### Material for this exercise

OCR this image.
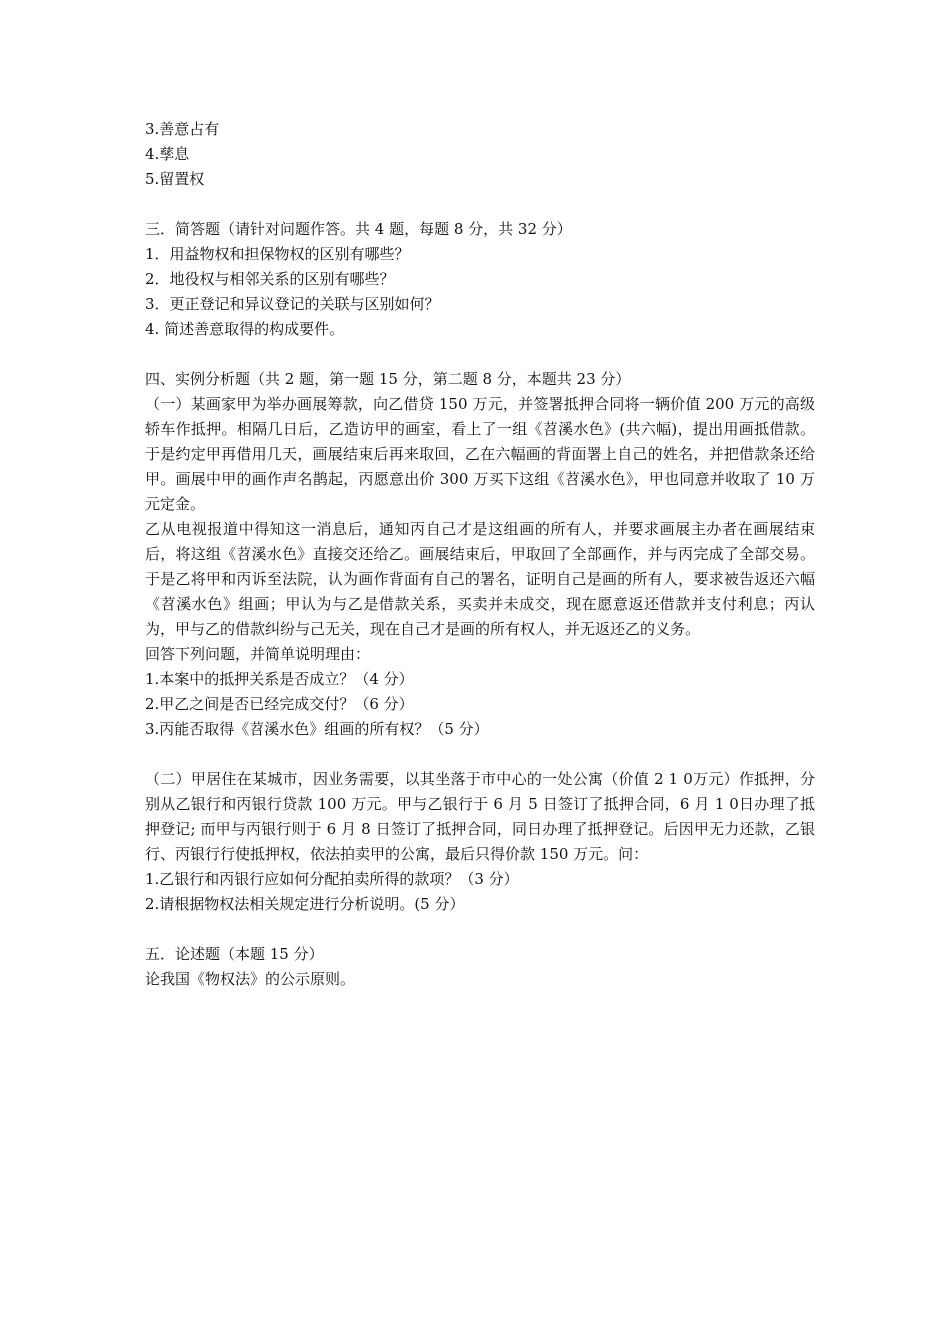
3.善意占有
4.孳息
5.留置权
三．简答题（请针对问题作答。共 4 题，每题 8 分，共 32 分）
1．用益物权和担保物权的区别有哪些？
2．地役权与相邻关系的区别有哪些？
3．更正登记和异议登记的关联与区别如何？
4. 简述善意取得的构成要件。
四、实例分析题（共 2 题，第一题 15 分，第二题 8 分，本题共 23 分）
（一）某画家甲为举办画展筹款，向乙借贷 150 万元，并签署抵押合同将一辆价值 200 万元的高级轿车作抵押。相隔几日后，乙造访甲的画室，看上了一组《苕溪水色》(共六幅)，提出用画抵借款。于是约定甲再借用几天，画展结束后再来取回，乙在六幅画的背面署上自己的姓名，并把借款条还给甲。画展中甲的画作声名鹊起，丙愿意出价 300 万买下这组《苕溪水色》，甲也同意并收取了 10 万元定金。
乙从电视报道中得知这一消息后，通知丙自己才是这组画的所有人，并要求画展主办者在画展结束后，将这组《苕溪水色》直接交还给乙。画展结束后，甲取回了全部画作，并与丙完成了全部交易。于是乙将甲和丙诉至法院，认为画作背面有自己的署名，证明自己是画的所有人，要求被告返还六幅《苕溪水色》组画；甲认为与乙是借款关系，买卖并未成交，现在愿意返还借款并支付利息；丙认为，甲与乙的借款纠纷与己无关，现在自己才是画的所有权人，并无返还乙的义务。
回答下列问题，并简单说明理由：
1.本案中的抵押关系是否成立？（4 分）
2.甲乙之间是否已经完成交付？（6 分）
3.丙能否取得《苕溪水色》组画的所有权？（5 分）
（二）甲居住在某城市，因业务需要，以其坐落于市中心的一处公寓（价值 2 1 0万元）作抵押，分别从乙银行和丙银行贷款 100 万元。甲与乙银行于 6 月 5 日签订了抵押合同，6 月 1 0日办理了抵押登记; 而甲与丙银行则于 6 月 8 日签订了抵押合同，同日办理了抵押登记。后因甲无力还款，乙银行、丙银行行使抵押权，依法拍卖甲的公寓，最后只得价款 150 万元。问：
1.乙银行和丙银行应如何分配拍卖所得的款项？（3 分）
2.请根据物权法相关规定进行分析说明。(5 分）
五．论述题（本题 15 分）
论我国《物权法》的公示原则。
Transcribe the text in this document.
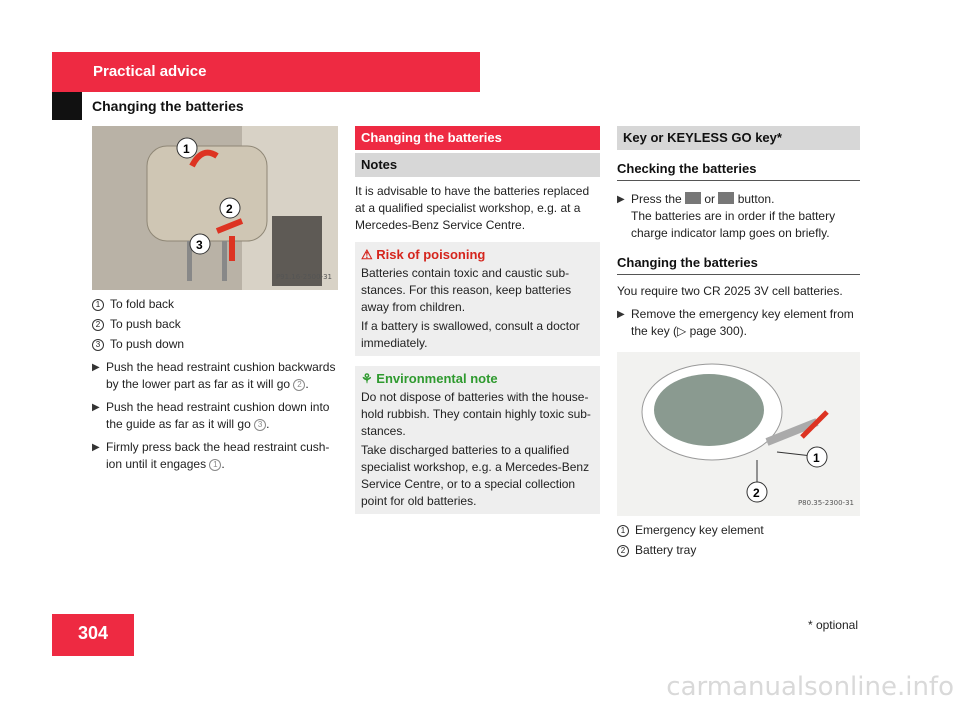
Practical advice
Changing the batteries
1
2
3
P91.16-2500-31

1 To fold back

2 To push back

3 To push down

▶ Push the head restraint cushion backwards by the lower part as far as it will go 2 .

▶ Push the head restraint cushion down into the guide as far as it will go 3 .

▶ Firmly press back the head restraint cush-ion until it engages 1 .

Changing the batteries
Notes

It is advisable to have the batteries replaced at a qualified specialist workshop, e.g. at a Mercedes-Benz Service Centre.

⚠ Risk of poisoning

Batteries contain toxic and caustic sub-stances. For this reason, keep batteries away from children.

If a battery is swallowed, consult a doctor immediately.

⚘ Environmental note

Do not dispose of batteries with the house-hold rubbish. They contain highly toxic sub-stances.

Take discharged batteries to a qualified specialist workshop, e.g. a Mercedes-Benz Service Centre, or to a special collection point for old batteries.

Key or KEYLESS GO key*
Checking the batteries

▶ Press the  or  button.

The batteries are in order if the battery charge indicator lamp goes on briefly.

Changing the batteries

You require two CR 2025 3V cell batteries.

▶ Remove the emergency key element from the key (▷ page 300).

1
2
P80.35-2300-31

1 Emergency key element

2 Battery tray

304	* optional
carmanualsonline.info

######

● **Aim**
Identify which lines contain the word "specialist" and copy each one.

● **Solved problem**
It is advisable to have the batteries replaced at a qualified specialist workshop, e.g. at a Mercedes-Benz Service Centre.
Take discharged batteries to a qualified specialist workshop, e.g. a Mercedes-Benz Service Centre, or to a special collection point for old batteries.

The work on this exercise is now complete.